* Task objective *
Find the lines that hold the word "stars" and return them.
* Start Supplied information *
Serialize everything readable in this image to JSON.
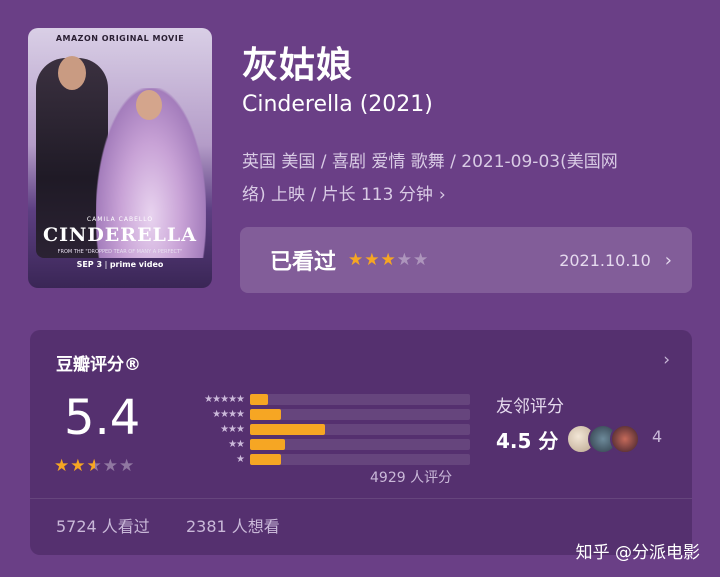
{
  "poster": {
    "studio": "AMAZON ORIGINAL MOVIE",
    "actress": "CAMILA CABELLO",
    "title": "CINDERELLA",
    "tagline": "FROM THE \"DROPPED TEAR OF MANY A PERFECT\"",
    "release_date": "SEP 3",
    "service": "prime video"
  },
  "movie": {
    "title_cn": "灰姑娘",
    "title_en": "Cinderella (2021)",
    "meta_line1": "英国 美国 / 喜剧 爱情 歌舞 / 2021-09-03(美国网",
    "meta_line2": "络) 上映 / 片长 113 分钟",
    "meta_chevron": "›"
  },
  "watched": {
    "label": "已看过",
    "rating": 3,
    "max": 5,
    "date": "2021.10.10",
    "arrow": "›"
  },
  "rating_card": {
    "header": "豆瓣评分®",
    "arrow": "›",
    "score": "5.4",
    "stars": 2.5,
    "distribution": [
      {
        "stars": "★★★★★",
        "value": 0.08
      },
      {
        "stars": "★★★★",
        "value": 0.14
      },
      {
        "stars": "★★★",
        "value": 0.34
      },
      {
        "stars": "★★",
        "value": 0.16
      },
      {
        "stars": "★",
        "value": 0.14
      }
    ],
    "rating_count": "4929 人评分",
    "friends_label": "友邻评分",
    "friends_score": "4.5 分",
    "friends_count": "4",
    "seen": "5724 人看过",
    "want": "2381 人想看",
    "icons": {
      "friend_avatars": [
        "avatar",
        "avatar",
        "avatar"
      ]
    }
  },
  "watermark": "知乎 @分派电影",
  "colors": {
    "background": "#6a3f86",
    "card": "#55306f",
    "star": "#f6a623"
  }
}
* End Supplied information *
* Answer *
    "stars": 2.5,
        "stars": "★★★★★",
        "stars": "★★★★",
        "stars": "★★★",
        "stars": "★★",
        "stars": "★",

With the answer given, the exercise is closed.